** START **

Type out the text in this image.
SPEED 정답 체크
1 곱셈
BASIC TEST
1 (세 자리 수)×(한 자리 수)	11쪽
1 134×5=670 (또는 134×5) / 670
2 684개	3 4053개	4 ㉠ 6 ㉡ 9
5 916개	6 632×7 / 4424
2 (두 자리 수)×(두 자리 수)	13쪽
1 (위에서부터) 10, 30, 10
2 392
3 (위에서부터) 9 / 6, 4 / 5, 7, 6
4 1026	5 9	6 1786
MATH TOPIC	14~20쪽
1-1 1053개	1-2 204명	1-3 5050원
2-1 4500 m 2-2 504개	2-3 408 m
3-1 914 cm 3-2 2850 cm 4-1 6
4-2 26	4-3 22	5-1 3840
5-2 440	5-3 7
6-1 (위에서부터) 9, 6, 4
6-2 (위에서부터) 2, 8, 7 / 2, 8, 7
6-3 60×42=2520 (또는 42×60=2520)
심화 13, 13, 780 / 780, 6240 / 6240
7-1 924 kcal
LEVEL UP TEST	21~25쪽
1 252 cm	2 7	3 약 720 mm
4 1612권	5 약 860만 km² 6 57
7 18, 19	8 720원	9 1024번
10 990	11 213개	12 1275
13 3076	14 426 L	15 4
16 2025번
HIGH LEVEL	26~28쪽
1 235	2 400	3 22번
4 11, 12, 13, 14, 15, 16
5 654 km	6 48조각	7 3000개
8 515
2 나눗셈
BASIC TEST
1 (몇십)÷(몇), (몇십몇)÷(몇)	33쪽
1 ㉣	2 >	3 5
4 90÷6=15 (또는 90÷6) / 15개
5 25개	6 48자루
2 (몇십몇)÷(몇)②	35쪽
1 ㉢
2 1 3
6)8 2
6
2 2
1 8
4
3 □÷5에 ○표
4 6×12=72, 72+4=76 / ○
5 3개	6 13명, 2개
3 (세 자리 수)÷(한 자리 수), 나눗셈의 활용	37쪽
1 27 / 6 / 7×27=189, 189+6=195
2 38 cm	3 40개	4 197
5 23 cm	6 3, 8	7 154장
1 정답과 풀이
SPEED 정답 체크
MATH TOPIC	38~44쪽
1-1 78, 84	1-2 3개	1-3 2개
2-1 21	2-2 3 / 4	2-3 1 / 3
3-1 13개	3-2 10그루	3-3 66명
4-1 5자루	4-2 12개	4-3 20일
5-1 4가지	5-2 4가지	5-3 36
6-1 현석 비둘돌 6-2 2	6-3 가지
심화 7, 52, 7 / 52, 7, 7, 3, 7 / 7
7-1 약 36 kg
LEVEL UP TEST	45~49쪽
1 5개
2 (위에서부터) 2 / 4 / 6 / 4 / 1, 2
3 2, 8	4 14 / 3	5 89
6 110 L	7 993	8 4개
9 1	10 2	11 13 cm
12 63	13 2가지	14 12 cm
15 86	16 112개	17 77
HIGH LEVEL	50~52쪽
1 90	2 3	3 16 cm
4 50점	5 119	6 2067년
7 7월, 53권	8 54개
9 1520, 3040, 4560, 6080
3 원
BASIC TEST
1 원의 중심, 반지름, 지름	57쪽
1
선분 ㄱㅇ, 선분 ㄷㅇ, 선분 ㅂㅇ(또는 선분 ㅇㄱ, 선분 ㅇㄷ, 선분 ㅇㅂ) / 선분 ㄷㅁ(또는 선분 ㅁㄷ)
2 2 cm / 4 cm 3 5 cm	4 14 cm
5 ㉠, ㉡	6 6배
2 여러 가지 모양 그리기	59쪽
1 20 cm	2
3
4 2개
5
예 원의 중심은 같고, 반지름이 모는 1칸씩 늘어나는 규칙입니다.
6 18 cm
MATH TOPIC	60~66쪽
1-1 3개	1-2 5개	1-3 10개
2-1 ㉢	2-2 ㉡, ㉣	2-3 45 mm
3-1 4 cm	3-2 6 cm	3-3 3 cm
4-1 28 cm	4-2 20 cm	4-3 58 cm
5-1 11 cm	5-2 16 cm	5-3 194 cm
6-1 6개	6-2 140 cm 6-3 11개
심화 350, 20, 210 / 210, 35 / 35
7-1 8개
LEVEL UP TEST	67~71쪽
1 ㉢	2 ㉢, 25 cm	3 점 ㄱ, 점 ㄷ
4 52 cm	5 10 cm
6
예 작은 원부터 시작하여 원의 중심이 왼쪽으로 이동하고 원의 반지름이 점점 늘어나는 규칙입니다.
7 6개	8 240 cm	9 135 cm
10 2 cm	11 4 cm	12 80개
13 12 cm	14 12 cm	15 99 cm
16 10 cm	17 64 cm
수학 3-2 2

** END **

Exercise: Check each line above for the string "LEVEL" and report how many lines have it, giving only the number.

Problem solution: 5